__Task goal__: Find each line with "Sometimes" and copy it.

(begin)

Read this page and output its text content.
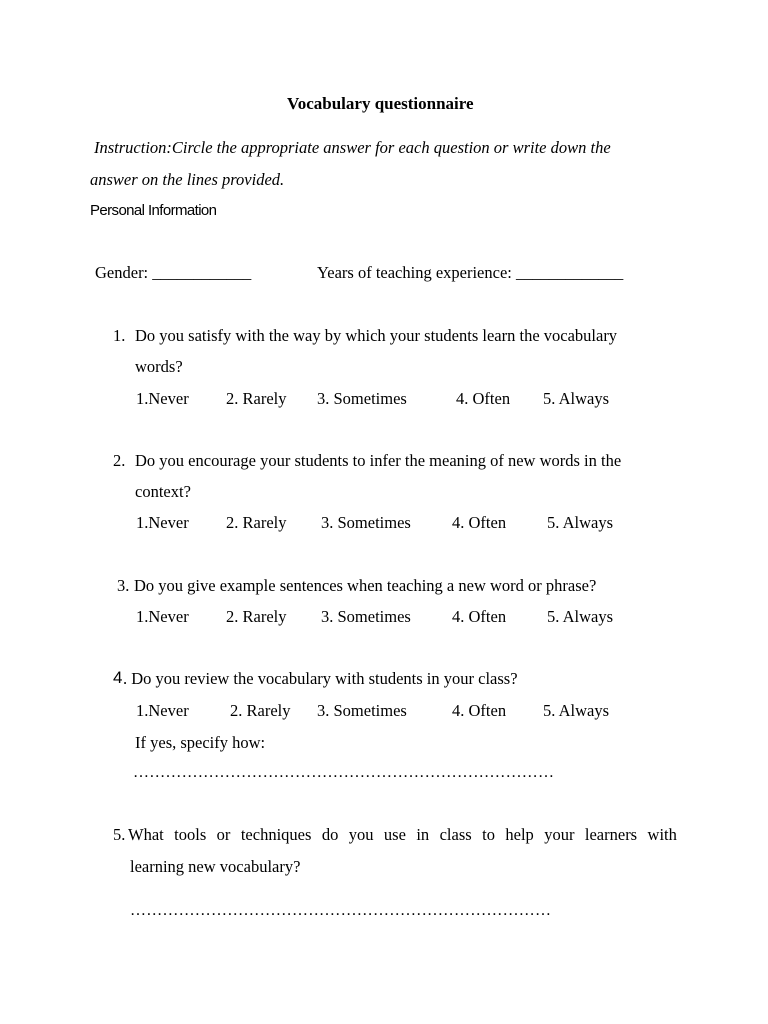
Vocabulary questionnaire
Instruction:Circle the appropriate answer for each question or write down the
answer on the lines provided.
Personal Information
Gender: ____________	Years of teaching experience: _____________
1. Do you satisfy with the way by which your students learn the vocabulary
words?
1.Never 2. Rarely 3. Sometimes	4. Often 5. Always
2. Do you encourage your students to infer the meaning of new words in the
context?
1.Never 2. Rarely 3. Sometimes 4. Often 5. Always
3. Do you give example sentences when teaching a new word or phrase?
1.Never 2. Rarely 3. Sometimes 4. Often 5. Always
4 . Do you review the vocabulary with students in your class?
1.Never	2. Rarely 3. Sometimes	4. Often 5. Always
If yes, specify how:
……………………………………………………………………
5. What tools or techniques do you use in class to help your learners with
learning new vocabulary?
……………………………………………………………………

(end)

__Task result__:
1.Never 2. Rarely 3. Sometimes	4. Often 5. Always
1.Never 2. Rarely 3. Sometimes 4. Often 5. Always
1.Never 2. Rarely 3. Sometimes 4. Often 5. Always
1.Never	2. Rarely 3. Sometimes	4. Often 5. Always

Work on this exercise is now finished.